## Request
Set down each entry from the block beneath, exactly as written.

## Data lines
::::::

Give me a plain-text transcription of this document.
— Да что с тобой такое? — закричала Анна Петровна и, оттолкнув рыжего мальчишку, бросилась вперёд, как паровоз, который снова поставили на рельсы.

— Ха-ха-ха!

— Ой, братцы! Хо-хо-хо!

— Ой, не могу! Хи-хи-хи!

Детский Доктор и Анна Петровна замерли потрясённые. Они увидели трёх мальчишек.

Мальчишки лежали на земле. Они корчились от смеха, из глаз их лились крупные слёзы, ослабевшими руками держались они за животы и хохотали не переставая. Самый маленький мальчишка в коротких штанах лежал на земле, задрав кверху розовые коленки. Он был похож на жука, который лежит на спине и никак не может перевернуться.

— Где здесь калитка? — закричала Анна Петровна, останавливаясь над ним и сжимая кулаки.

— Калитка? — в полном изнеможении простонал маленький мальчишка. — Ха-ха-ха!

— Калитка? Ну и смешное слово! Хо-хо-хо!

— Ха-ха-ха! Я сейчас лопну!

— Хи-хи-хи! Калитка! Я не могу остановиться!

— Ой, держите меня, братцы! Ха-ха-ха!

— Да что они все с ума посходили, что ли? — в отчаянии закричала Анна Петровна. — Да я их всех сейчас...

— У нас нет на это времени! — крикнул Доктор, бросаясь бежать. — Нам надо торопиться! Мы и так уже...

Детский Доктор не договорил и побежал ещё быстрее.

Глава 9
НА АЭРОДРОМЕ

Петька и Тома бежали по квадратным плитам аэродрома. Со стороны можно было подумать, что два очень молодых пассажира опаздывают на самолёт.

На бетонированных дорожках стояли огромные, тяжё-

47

::::::

## The response
Give me a plain-text transcription of this document.
— Да что с тобой такое? — закричала Анна Петровна и, оттолкнув рыжего мальчишку, бросилась вперёд, как паровоз, который снова поставили на рельсы.

— Ха-ха-ха!

— Ой, братцы! Хо-хо-хо!

— Ой, не могу! Хи-хи-хи!

Детский Доктор и Анна Петровна замерли потрясённые. Они увидели трёх мальчишек.

Мальчишки лежали на земле. Они корчились от смеха, из глаз их лились крупные слёзы, ослабевшими руками держались они за животы и хохотали не переставая. Самый маленький мальчишка в коротких штанах лежал на земле, задрав кверху розовые коленки. Он был похож на жука, который лежит на спине и никак не может перевернуться.

— Где здесь калитка? — закричала Анна Петровна, останавливаясь над ним и сжимая кулаки.

— Калитка? — в полном изнеможении простонал маленький мальчишка. — Ха-ха-ха!

— Калитка? Ну и смешное слово! Хо-хо-хо!

— Ха-ха-ха! Я сейчас лопну!

— Хи-хи-хи! Калитка! Я не могу остановиться!

— Ой, держите меня, братцы! Ха-ха-ха!

— Да что они все с ума посходили, что ли? — в отчаянии закричала Анна Петровна. — Да я их всех сейчас...

— У нас нет на это времени! — крикнул Доктор, бросаясь бежать. — Нам надо торопиться! Мы и так уже...

Детский Доктор не договорил и побежал ещё быстрее.

Глава 9
НА АЭРОДРОМЕ

Петька и Тома бежали по квадратным плитам аэродрома. Со стороны можно было подумать, что два очень молодых пассажира опаздывают на самолёт.

На бетонированных дорожках стояли огромные, тяжё-

47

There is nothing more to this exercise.